> Directions for this task:
Lines containing the string "loud" are to be counted; report only how many there are.

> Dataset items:

______

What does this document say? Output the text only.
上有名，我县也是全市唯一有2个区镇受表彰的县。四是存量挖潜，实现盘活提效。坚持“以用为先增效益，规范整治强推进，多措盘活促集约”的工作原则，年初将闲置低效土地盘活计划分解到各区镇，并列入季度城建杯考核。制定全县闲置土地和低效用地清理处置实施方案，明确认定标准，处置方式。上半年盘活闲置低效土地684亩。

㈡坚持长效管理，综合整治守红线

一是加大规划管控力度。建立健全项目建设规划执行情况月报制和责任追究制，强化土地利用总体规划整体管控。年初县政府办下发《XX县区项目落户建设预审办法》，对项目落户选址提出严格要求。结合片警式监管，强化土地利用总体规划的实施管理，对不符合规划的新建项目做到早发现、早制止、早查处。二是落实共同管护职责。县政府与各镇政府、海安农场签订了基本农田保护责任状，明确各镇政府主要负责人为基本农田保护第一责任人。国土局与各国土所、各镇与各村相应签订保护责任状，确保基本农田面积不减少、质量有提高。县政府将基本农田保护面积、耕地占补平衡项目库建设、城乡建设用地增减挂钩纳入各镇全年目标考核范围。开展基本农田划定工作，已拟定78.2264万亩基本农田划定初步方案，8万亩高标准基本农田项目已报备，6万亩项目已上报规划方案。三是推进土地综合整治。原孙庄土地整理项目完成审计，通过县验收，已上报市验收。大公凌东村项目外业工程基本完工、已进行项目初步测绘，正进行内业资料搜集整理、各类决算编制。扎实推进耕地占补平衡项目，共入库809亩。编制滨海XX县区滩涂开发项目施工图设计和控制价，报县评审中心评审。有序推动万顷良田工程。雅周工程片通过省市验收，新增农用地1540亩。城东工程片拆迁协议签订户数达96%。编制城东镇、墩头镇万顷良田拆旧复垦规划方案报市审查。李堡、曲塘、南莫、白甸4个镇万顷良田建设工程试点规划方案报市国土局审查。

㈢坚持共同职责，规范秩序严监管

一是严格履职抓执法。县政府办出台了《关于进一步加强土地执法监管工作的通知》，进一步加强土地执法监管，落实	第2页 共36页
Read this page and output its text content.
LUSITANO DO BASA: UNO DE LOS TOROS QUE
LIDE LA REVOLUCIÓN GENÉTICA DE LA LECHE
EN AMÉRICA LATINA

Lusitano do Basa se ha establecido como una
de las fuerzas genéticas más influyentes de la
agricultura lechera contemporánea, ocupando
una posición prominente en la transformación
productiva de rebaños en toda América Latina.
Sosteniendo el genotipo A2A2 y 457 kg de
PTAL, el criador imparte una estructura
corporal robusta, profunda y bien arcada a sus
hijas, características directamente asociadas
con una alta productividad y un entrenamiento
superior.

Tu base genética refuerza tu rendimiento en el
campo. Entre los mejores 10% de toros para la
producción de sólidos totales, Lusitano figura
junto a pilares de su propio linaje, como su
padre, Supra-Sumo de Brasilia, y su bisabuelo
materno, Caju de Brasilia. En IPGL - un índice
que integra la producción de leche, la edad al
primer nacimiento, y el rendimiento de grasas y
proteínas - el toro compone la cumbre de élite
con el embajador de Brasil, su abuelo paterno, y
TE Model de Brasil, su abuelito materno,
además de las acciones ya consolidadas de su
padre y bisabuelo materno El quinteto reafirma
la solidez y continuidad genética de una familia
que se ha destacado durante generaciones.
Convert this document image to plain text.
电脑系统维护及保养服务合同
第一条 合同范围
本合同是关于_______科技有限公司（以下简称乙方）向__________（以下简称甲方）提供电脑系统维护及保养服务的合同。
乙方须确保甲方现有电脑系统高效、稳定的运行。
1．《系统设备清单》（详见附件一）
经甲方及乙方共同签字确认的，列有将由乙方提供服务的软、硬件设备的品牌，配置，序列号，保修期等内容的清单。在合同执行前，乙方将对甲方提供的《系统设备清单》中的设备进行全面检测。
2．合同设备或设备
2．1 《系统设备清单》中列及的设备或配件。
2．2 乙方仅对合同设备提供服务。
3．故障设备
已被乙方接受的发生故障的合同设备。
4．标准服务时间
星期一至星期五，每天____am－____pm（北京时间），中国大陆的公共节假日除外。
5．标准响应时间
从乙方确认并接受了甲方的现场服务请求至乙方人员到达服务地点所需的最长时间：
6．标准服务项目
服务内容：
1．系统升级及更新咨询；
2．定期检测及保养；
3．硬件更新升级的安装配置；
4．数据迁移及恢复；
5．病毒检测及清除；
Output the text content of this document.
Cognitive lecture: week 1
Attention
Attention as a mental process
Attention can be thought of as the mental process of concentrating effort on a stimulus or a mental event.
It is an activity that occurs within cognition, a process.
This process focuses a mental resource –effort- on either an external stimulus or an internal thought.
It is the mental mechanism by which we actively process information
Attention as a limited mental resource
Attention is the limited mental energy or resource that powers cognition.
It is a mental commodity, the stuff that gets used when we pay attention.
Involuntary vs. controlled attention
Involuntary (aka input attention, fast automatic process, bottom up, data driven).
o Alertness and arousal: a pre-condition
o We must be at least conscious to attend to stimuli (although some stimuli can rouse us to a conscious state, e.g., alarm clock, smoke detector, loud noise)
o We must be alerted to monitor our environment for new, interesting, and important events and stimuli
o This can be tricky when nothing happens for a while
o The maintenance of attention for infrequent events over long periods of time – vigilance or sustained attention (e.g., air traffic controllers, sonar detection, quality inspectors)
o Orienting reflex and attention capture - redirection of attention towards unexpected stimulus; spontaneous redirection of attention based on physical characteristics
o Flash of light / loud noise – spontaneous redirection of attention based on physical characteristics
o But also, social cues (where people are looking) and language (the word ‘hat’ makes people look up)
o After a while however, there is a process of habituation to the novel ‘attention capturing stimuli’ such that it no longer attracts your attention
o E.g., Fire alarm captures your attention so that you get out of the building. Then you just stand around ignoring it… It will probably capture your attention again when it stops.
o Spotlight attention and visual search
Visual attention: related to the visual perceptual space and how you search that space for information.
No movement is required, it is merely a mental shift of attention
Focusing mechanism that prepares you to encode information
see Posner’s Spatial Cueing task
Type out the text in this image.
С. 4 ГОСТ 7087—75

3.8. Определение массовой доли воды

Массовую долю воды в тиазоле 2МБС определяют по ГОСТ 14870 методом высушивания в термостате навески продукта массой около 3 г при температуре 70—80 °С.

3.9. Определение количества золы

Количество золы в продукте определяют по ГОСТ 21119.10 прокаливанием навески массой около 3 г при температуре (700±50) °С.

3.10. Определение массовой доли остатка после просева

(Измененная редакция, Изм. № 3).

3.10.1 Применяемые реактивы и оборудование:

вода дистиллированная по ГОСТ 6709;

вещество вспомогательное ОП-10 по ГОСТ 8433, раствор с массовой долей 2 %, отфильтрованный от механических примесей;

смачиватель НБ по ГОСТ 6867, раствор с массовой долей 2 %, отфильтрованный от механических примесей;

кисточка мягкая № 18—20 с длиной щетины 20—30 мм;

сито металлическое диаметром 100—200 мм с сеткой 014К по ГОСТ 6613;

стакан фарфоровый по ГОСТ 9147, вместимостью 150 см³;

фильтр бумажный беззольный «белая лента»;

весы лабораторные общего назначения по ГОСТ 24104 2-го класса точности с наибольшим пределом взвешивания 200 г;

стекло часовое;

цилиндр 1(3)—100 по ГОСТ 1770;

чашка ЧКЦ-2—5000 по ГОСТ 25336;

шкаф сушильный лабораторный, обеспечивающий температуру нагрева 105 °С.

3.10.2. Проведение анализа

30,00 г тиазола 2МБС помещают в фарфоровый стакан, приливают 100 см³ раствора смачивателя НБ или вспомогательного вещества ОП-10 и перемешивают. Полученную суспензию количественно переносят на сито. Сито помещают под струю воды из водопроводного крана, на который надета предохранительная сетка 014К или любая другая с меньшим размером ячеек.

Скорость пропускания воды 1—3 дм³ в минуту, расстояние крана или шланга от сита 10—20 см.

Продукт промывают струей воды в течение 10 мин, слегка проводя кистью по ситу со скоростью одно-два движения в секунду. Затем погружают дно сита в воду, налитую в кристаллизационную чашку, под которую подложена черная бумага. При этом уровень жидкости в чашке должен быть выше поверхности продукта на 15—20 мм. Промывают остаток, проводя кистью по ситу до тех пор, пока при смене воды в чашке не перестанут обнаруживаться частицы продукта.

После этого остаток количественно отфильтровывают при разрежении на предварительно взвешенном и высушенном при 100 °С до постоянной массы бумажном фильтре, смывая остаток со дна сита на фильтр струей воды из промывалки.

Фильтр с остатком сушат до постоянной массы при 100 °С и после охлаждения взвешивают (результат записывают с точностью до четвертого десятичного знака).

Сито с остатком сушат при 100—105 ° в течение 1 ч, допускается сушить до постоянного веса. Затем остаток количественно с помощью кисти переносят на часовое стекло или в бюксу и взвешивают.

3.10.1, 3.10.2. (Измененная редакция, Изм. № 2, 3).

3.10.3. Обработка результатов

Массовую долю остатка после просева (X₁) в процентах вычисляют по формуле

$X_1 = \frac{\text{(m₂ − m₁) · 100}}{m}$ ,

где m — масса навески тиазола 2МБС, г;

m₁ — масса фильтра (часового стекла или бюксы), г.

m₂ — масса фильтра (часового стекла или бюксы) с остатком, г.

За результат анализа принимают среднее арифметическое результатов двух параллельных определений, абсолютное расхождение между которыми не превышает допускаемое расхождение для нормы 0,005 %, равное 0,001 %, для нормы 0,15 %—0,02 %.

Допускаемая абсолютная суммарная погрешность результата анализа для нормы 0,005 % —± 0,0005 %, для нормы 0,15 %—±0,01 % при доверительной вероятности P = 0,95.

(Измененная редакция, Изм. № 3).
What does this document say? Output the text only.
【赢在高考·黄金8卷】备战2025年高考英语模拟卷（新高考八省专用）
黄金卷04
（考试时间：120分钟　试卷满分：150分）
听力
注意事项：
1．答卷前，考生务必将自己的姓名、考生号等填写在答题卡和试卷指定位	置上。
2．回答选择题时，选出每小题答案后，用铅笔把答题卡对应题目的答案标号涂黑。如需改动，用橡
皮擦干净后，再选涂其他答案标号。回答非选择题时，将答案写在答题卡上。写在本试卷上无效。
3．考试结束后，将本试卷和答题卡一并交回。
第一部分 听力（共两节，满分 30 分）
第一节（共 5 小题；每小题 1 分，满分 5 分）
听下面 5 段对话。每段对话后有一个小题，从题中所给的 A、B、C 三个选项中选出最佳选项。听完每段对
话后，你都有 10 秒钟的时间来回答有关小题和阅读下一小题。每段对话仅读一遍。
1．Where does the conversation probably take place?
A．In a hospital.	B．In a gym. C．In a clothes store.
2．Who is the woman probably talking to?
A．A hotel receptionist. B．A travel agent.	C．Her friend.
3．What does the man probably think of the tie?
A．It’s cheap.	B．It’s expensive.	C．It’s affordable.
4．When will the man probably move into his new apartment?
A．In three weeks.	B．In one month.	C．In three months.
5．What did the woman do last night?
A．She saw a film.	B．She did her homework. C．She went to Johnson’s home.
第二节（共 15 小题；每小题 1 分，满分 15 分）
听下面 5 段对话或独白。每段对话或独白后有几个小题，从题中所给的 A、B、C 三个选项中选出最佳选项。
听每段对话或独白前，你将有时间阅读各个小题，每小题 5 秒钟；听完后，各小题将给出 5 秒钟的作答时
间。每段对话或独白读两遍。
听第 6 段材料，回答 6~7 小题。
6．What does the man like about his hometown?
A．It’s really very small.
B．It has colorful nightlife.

______

> Completed exercise:
2